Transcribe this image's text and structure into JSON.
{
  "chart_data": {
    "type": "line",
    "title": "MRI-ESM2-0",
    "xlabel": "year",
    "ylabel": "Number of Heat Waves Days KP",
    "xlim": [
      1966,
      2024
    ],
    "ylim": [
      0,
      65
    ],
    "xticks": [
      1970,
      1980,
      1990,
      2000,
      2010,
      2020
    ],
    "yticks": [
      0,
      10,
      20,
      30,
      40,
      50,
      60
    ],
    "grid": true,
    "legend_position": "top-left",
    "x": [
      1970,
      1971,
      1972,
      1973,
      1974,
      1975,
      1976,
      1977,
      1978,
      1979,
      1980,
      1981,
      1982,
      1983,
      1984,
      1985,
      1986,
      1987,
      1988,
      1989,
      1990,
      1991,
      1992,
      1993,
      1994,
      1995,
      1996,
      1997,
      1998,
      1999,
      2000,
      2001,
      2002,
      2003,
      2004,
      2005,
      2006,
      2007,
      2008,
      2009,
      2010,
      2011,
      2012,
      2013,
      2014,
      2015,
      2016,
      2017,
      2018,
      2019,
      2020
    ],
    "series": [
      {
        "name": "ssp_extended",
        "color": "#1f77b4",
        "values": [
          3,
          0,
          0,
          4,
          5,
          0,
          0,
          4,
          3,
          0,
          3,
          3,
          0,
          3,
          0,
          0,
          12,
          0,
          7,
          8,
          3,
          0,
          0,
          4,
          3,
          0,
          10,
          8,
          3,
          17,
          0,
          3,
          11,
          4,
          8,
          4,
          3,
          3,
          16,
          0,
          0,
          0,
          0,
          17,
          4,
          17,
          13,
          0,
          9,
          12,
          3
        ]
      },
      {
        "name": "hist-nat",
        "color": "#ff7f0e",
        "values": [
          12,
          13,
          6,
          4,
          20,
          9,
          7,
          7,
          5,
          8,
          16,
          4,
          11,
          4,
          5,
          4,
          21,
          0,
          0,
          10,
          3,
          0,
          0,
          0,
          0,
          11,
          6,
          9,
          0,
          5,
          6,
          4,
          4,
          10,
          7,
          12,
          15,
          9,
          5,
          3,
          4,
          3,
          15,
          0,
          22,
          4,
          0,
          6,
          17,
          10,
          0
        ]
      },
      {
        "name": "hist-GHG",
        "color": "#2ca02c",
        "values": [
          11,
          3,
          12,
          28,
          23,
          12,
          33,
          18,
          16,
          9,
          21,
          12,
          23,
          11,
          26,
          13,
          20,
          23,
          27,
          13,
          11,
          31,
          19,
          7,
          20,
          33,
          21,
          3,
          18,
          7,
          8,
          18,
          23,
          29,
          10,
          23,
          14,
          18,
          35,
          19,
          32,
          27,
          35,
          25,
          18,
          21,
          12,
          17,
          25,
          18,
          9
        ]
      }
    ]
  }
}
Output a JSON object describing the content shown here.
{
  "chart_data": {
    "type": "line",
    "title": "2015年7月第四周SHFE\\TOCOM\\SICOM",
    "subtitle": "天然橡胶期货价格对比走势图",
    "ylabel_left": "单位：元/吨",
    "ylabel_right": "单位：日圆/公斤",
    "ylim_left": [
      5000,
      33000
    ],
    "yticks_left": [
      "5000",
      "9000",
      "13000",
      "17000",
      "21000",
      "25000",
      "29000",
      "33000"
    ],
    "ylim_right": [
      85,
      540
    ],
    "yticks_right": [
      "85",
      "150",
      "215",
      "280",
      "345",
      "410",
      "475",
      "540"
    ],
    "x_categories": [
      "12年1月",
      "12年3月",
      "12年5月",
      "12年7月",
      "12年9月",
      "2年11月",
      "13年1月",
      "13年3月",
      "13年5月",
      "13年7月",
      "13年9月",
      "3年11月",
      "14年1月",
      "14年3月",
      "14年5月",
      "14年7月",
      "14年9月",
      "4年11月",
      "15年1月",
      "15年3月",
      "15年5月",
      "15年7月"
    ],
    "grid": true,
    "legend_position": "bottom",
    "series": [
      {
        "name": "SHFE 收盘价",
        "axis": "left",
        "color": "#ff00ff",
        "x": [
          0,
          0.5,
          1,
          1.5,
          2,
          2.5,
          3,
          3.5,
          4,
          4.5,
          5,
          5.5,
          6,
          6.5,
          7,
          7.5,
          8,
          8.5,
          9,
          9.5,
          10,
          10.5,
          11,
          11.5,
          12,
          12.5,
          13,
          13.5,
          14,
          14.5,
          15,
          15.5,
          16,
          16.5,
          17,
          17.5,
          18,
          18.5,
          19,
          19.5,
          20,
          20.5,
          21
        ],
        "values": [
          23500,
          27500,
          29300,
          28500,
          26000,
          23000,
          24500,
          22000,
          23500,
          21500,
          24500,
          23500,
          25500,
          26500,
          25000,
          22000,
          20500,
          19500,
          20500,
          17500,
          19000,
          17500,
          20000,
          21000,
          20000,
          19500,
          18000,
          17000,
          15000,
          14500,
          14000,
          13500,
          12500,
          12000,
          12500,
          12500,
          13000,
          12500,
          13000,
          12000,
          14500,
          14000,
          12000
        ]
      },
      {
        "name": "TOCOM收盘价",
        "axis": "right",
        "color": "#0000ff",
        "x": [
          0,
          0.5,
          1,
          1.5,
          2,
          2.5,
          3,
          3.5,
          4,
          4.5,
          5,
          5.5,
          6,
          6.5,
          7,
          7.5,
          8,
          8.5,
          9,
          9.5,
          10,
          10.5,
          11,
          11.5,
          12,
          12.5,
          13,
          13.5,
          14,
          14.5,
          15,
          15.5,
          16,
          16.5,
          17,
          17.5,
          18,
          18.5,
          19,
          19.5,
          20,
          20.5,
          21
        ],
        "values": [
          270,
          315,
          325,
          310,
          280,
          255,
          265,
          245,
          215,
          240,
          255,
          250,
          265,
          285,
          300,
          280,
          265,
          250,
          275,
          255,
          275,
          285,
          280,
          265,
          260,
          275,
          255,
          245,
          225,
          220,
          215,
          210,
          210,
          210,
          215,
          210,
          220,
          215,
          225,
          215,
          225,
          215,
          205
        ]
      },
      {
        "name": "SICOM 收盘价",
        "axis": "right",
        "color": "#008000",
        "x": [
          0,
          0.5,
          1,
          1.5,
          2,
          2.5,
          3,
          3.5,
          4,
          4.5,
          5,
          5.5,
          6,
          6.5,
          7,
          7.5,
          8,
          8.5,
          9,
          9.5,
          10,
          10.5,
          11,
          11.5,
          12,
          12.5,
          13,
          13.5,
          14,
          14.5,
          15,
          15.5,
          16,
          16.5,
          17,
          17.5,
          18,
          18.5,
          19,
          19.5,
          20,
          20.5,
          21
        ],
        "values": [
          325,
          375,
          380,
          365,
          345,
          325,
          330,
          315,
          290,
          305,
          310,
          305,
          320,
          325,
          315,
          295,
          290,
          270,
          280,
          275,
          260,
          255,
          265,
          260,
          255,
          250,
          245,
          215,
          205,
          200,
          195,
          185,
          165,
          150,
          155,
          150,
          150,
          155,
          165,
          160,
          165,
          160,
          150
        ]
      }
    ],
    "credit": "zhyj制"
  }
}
:::::
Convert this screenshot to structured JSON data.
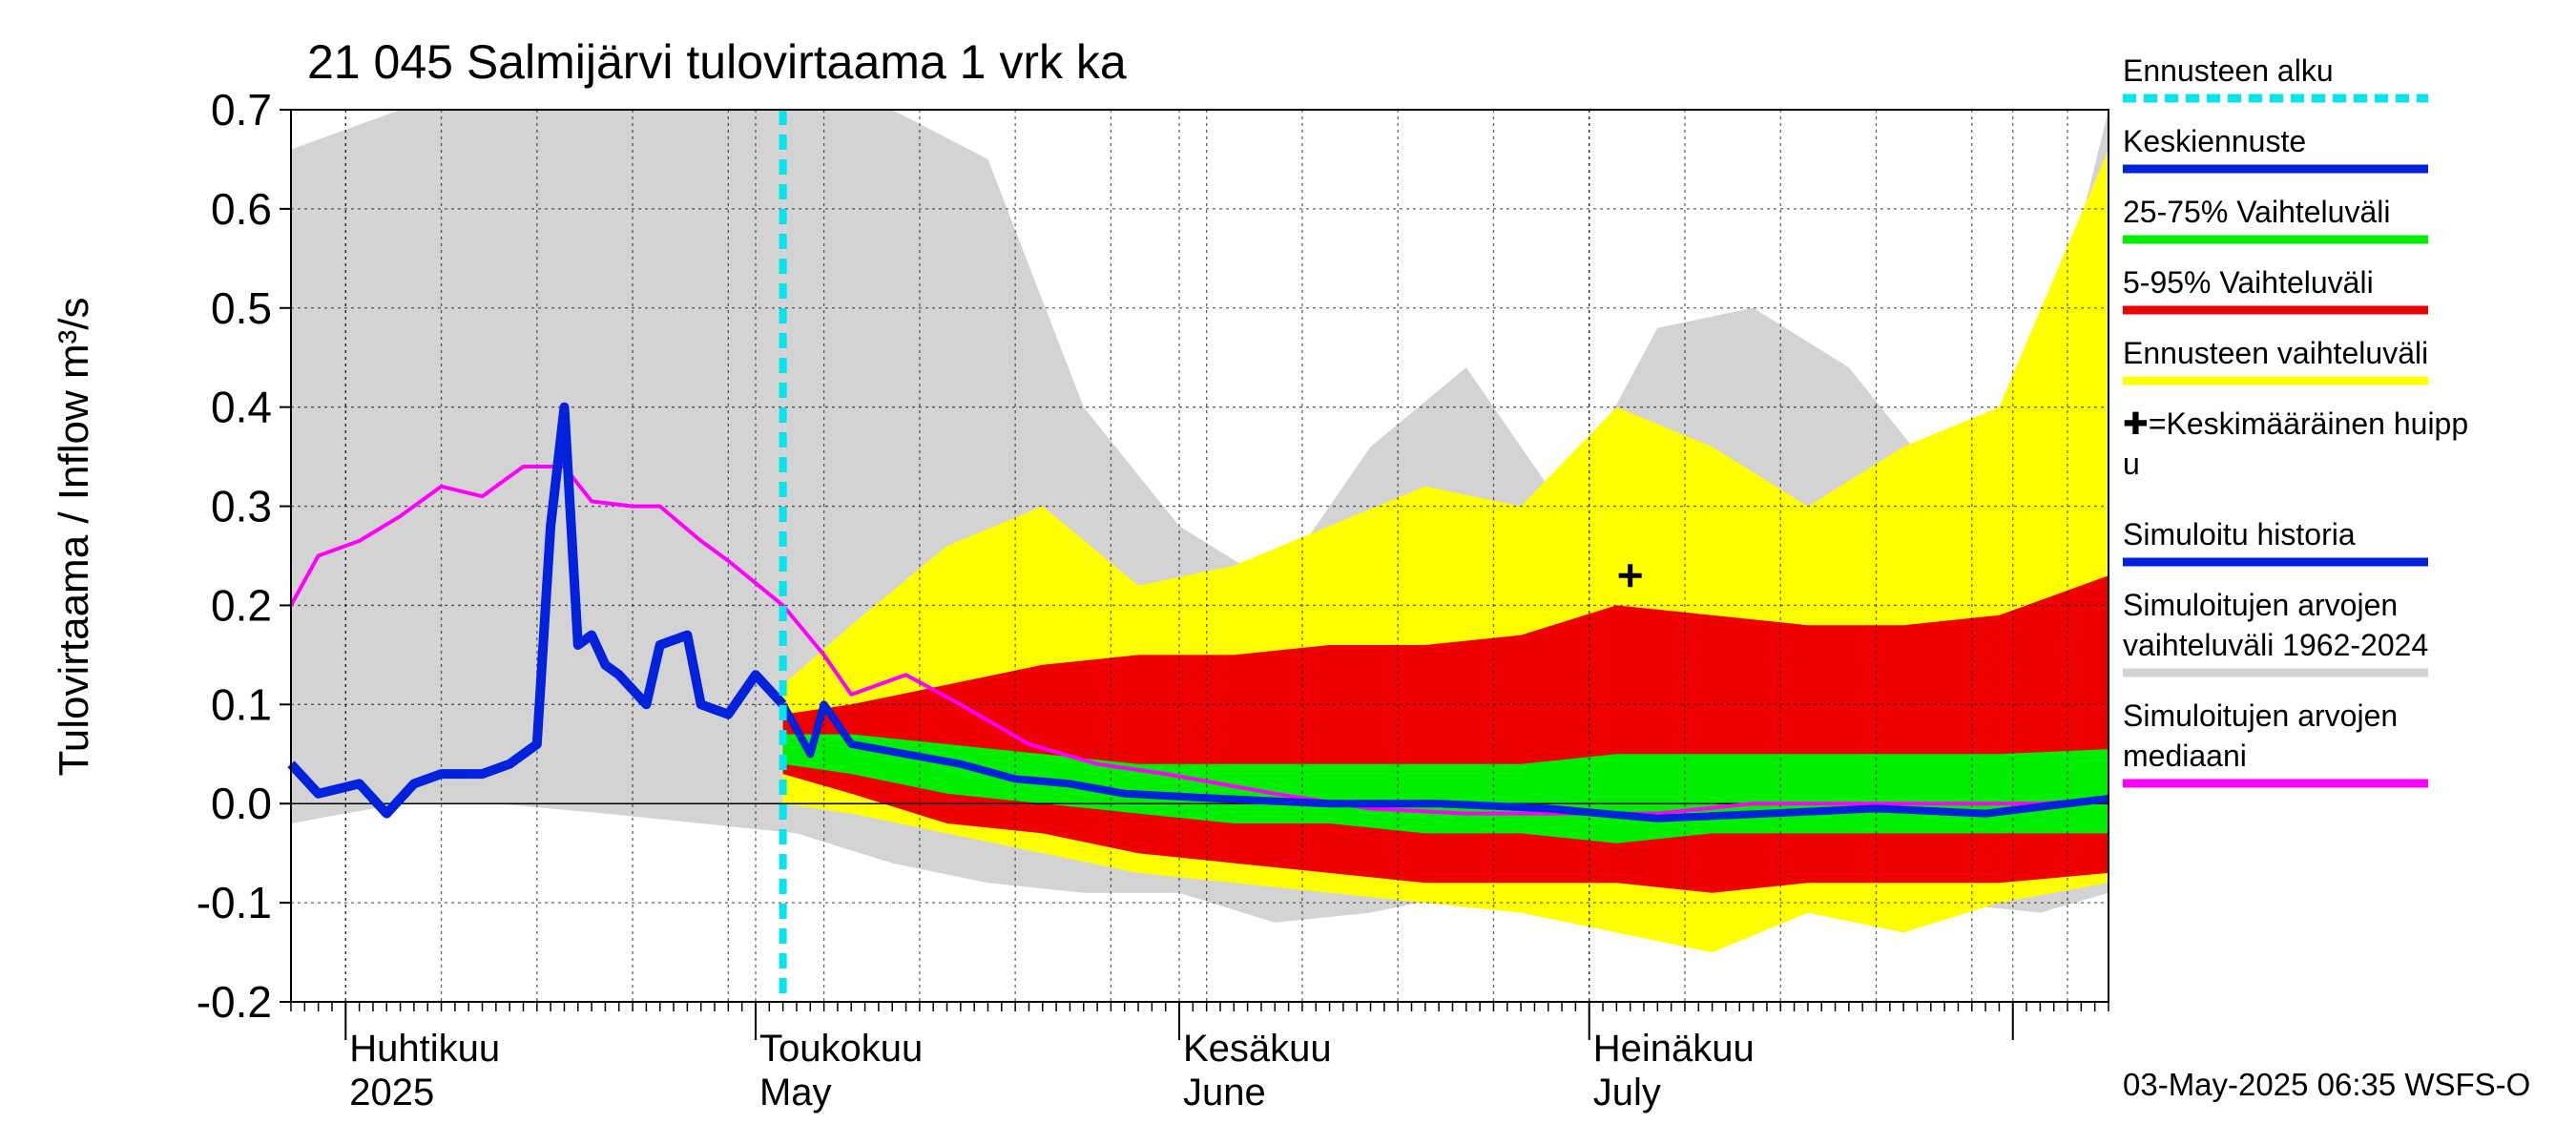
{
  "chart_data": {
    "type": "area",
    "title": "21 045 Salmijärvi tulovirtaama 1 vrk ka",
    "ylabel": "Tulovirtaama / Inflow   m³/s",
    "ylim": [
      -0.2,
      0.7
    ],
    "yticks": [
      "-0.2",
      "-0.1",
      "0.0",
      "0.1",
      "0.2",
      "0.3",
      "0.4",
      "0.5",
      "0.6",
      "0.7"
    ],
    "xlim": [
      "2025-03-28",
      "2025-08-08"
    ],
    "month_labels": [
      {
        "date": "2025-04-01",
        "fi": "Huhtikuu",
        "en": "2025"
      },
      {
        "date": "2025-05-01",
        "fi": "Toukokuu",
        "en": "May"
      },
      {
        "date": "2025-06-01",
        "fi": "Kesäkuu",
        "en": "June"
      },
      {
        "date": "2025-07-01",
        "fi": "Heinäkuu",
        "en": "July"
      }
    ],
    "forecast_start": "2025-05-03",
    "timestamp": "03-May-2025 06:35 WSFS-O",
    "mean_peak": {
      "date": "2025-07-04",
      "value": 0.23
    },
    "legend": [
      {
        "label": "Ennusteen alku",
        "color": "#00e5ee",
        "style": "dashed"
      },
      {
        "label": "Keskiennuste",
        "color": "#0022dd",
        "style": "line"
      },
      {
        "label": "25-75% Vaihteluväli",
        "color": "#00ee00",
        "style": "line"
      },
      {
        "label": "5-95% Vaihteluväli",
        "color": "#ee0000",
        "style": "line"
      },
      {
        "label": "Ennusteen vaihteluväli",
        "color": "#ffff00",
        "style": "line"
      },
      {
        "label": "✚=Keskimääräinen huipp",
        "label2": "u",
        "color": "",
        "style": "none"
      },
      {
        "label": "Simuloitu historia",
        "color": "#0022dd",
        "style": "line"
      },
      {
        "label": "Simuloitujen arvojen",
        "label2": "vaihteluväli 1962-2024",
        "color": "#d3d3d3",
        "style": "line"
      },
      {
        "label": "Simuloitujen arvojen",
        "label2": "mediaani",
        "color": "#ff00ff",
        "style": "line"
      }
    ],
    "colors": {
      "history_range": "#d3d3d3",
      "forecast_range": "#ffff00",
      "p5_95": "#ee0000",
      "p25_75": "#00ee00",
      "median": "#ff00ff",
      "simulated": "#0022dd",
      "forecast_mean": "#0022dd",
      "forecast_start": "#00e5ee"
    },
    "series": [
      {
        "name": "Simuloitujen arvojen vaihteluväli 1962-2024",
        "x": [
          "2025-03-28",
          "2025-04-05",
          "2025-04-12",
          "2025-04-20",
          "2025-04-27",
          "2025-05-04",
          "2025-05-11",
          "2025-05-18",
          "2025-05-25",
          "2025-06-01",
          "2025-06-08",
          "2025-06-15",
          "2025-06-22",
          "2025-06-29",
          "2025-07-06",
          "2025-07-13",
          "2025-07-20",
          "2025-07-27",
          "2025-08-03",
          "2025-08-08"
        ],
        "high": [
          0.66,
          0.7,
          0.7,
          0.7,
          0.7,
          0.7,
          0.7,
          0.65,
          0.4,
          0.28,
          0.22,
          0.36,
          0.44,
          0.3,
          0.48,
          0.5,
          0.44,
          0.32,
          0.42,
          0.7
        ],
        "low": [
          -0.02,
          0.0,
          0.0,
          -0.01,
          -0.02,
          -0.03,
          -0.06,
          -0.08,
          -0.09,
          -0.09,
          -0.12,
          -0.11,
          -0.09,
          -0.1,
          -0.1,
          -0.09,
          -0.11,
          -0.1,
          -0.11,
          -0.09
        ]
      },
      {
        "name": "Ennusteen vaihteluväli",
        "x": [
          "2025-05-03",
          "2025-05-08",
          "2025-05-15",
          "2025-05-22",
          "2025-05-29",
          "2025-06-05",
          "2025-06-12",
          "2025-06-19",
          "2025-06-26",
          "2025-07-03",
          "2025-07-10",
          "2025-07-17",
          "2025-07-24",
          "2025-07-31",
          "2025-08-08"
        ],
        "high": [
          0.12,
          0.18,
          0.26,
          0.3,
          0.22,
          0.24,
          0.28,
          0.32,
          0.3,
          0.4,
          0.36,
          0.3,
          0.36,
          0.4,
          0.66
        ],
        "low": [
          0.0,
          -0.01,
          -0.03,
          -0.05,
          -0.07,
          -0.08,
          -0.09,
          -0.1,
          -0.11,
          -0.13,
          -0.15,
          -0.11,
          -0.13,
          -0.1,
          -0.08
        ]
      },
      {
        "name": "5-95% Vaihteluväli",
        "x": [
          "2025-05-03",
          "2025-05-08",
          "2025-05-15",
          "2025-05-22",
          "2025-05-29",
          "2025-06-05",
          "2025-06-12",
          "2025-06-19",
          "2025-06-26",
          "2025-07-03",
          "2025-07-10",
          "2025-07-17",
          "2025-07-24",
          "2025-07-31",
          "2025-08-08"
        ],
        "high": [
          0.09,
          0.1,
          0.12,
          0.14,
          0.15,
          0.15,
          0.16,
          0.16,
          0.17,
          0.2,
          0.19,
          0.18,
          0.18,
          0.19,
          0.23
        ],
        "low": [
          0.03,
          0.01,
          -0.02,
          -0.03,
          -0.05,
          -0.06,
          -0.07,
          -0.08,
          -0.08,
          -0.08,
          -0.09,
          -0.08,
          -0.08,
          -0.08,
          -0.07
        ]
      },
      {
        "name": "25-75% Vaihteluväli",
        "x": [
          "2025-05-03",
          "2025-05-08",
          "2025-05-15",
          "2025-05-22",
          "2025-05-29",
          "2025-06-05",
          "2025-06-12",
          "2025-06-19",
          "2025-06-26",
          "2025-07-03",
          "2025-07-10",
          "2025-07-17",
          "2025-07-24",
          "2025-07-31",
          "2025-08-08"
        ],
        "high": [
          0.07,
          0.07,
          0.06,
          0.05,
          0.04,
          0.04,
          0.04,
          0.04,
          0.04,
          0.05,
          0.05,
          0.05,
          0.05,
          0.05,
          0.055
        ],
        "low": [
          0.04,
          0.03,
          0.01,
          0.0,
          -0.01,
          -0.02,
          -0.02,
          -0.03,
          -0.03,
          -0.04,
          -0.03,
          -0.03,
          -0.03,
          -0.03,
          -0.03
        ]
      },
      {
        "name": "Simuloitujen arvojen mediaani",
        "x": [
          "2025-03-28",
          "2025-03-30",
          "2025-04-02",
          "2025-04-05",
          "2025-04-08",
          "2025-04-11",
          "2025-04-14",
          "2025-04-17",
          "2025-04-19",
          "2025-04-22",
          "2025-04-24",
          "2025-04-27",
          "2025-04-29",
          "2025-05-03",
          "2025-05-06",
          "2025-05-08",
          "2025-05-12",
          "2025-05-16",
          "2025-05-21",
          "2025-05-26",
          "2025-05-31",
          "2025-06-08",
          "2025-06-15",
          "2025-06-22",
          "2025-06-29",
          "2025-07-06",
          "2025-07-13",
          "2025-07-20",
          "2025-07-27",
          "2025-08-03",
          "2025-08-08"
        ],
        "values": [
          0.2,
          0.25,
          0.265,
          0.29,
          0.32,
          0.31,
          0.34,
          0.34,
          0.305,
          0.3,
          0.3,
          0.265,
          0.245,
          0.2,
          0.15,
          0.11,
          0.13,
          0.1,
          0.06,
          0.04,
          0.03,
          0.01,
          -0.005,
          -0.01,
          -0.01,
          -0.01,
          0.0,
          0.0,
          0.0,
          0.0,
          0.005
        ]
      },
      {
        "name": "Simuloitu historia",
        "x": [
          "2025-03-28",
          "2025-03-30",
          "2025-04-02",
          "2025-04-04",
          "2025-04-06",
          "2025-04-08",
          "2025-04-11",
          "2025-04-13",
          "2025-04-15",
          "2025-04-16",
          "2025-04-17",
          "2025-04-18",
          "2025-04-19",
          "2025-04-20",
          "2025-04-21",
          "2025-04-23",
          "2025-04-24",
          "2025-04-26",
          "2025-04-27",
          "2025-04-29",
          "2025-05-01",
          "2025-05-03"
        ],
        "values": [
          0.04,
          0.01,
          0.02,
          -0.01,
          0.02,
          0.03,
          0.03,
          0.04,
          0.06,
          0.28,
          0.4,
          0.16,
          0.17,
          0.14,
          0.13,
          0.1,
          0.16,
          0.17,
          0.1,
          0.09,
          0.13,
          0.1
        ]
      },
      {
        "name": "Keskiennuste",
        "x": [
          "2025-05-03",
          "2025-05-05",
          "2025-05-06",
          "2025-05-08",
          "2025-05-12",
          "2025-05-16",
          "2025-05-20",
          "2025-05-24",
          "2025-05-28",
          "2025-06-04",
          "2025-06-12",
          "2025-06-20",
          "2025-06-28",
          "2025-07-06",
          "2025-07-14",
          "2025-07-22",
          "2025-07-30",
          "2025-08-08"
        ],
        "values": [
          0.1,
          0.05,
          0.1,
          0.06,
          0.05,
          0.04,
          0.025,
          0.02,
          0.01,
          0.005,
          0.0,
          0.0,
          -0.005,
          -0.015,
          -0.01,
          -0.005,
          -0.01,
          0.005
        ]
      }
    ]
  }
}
:::::
Aim » From the listing above, collect each line in which the string "Keskiennuste" appears.

Correct response »
        "label": "Keskiennuste",
        "name": "Keskiennuste",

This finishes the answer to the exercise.